# Aim
Below is a listing; write it out exactly and drop any images from it.

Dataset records
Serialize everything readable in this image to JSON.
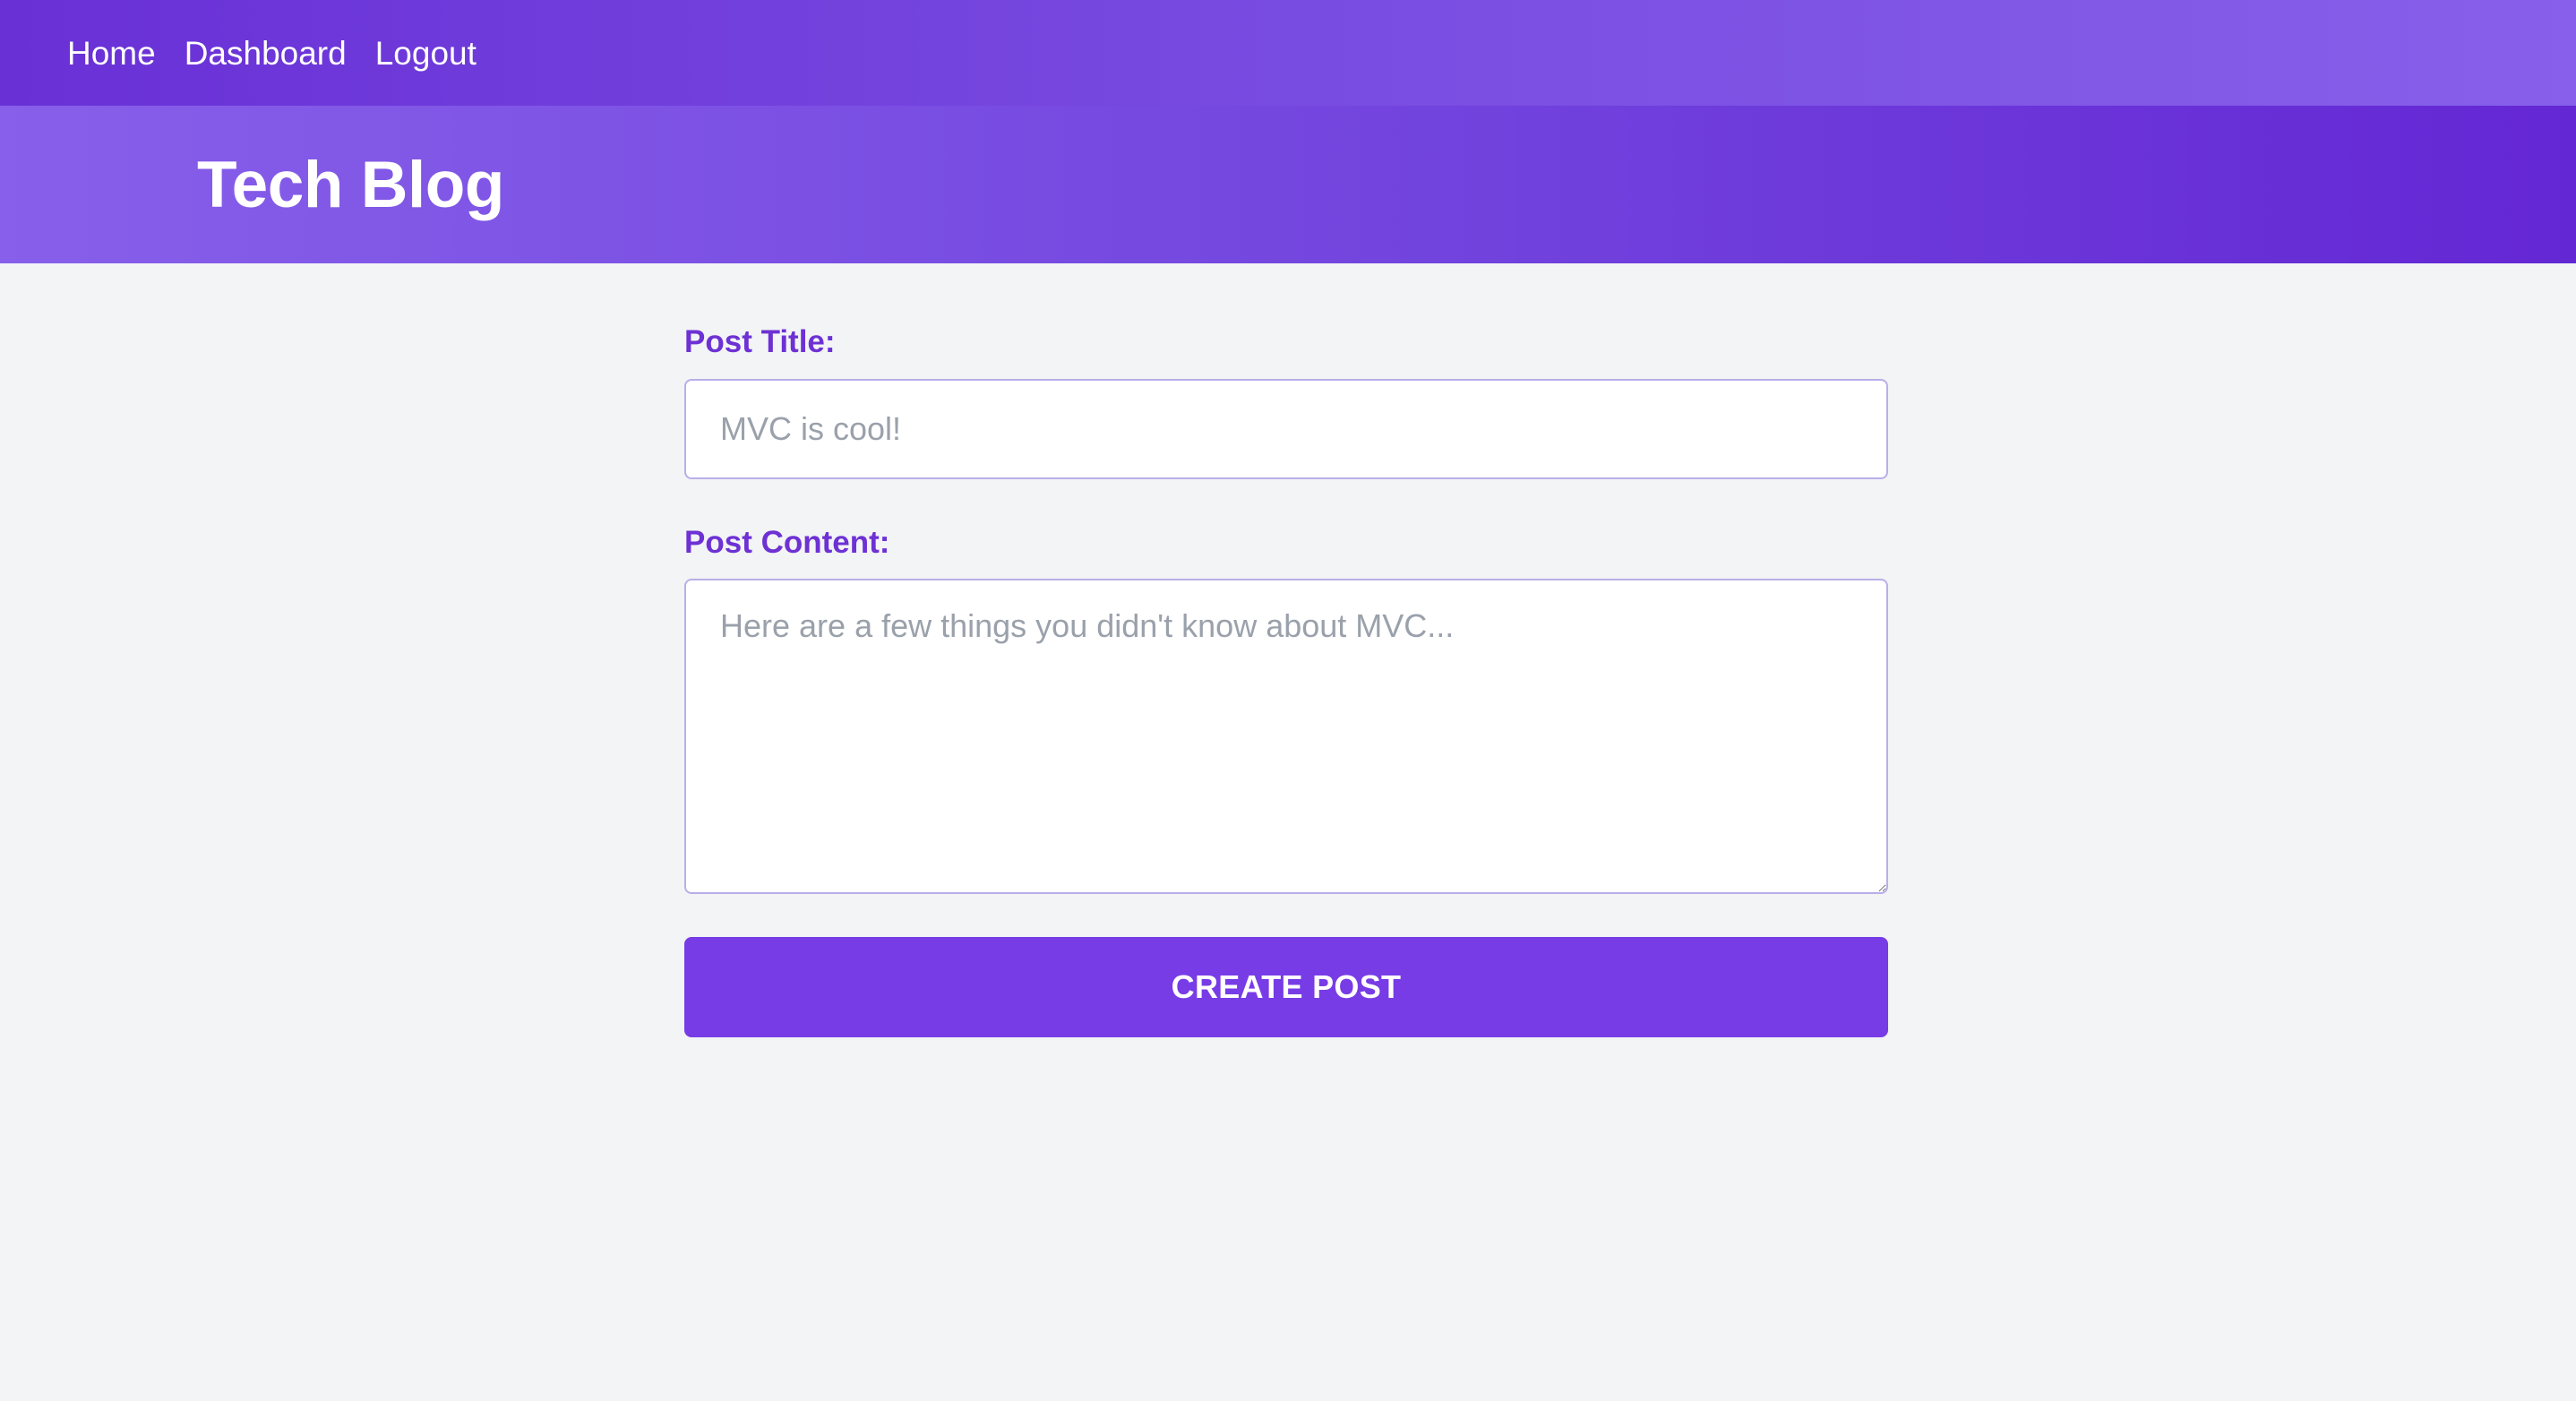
{
  "nav": {
    "items": [
      {
        "label": "Home"
      },
      {
        "label": "Dashboard"
      },
      {
        "label": "Logout"
      }
    ]
  },
  "header": {
    "title": "Tech Blog"
  },
  "form": {
    "title_label": "Post Title:",
    "title_placeholder": "MVC is cool!",
    "title_value": "",
    "content_label": "Post Content:",
    "content_placeholder": "Here are a few things you didn't know about MVC...",
    "content_value": "",
    "submit_label": "CREATE POST"
  },
  "colors": {
    "accent": "#773ce6",
    "label": "#6d31d4",
    "background": "#f2f4f5",
    "nav_gradient_start": "#6930d6",
    "nav_gradient_end": "#875fea",
    "hero_gradient_start": "#875fea",
    "hero_gradient_end": "#6427d4"
  }
}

# Finished task
Serialize everything readable in this image to JSON.
{
  "nav": {
    "items": [
      {
        "label": "Home"
      },
      {
        "label": "Dashboard"
      },
      {
        "label": "Logout"
      }
    ]
  },
  "header": {
    "title": "Tech Blog"
  },
  "form": {
    "title_label": "Post Title:",
    "title_placeholder": "MVC is cool!",
    "title_value": "",
    "content_label": "Post Content:",
    "content_placeholder": "Here are a few things you didn't know about MVC...",
    "content_value": "",
    "submit_label": "CREATE POST"
  },
  "colors": {
    "accent": "#773ce6",
    "label": "#6d31d4",
    "background": "#f2f4f5",
    "nav_gradient_start": "#6930d6",
    "nav_gradient_end": "#875fea",
    "hero_gradient_start": "#875fea",
    "hero_gradient_end": "#6427d4"
  }
}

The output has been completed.